**WRITTEN REQUEST:** Beginning at the line that contains "Give me the", transcribe the remaining lines of the listing exactly; include the final line and omit everything before.

**** EXERCISE INPUT

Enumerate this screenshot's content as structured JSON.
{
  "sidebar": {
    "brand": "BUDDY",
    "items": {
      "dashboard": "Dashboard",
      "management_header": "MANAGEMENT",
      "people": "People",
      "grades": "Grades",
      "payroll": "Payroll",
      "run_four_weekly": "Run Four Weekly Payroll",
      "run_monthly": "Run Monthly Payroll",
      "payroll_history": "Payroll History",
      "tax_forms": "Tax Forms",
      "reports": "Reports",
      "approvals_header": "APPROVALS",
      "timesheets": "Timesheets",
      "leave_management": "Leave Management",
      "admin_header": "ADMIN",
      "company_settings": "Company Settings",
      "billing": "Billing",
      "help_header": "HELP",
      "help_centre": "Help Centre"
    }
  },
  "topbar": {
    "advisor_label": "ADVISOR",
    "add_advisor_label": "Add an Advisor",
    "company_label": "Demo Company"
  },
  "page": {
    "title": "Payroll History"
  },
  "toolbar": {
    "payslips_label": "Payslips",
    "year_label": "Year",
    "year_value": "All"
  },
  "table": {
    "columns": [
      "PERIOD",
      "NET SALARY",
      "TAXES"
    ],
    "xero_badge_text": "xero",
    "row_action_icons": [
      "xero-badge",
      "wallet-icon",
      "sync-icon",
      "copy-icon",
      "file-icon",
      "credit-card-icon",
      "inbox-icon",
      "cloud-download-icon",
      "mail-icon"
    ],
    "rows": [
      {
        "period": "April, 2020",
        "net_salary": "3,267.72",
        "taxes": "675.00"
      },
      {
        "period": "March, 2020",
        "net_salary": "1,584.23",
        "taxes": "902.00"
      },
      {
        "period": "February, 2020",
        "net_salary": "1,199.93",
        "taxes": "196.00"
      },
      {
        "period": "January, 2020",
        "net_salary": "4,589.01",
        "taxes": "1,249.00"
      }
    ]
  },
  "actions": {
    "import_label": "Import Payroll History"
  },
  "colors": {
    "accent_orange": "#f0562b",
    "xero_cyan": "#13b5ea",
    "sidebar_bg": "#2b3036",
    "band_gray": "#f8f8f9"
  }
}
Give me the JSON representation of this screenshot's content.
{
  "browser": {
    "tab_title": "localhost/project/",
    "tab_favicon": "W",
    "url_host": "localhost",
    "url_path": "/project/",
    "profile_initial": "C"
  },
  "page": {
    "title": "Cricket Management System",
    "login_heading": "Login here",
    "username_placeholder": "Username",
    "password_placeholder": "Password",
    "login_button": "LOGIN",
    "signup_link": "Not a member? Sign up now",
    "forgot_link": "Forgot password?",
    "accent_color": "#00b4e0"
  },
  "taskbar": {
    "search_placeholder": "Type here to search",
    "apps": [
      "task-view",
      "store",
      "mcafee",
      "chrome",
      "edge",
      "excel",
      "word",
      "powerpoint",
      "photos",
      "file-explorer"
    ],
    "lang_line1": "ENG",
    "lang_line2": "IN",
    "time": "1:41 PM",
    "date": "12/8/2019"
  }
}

********

**ANSWER TO THE TASK:**
Give me the JSON representation of this screenshot's content.
{
  "browser": {
    "tab_title": "localhost/project/",
    "tab_favicon": "W",
    "url_host": "localhost",
    "url_path": "/project/",
    "profile_initial": "C"
  },
  "page": {
    "title": "Cricket Management System",
    "login_heading": "Login here",
    "username_placeholder": "Username",
    "password_placeholder": "Password",
    "login_button": "LOGIN",
    "signup_link": "Not a member? Sign up now",
    "forgot_link": "Forgot password?",
    "accent_color": "#00b4e0"
  },
  "taskbar": {
    "search_placeholder": "Type here to search",
    "apps": [
      "task-view",
      "store",
      "mcafee",
      "chrome",
      "edge",
      "excel",
      "word",
      "powerpoint",
      "photos",
      "file-explorer"
    ],
    "lang_line1": "ENG",
    "lang_line2": "IN",
    "time": "1:41 PM",
    "date": "12/8/2019"
  }
}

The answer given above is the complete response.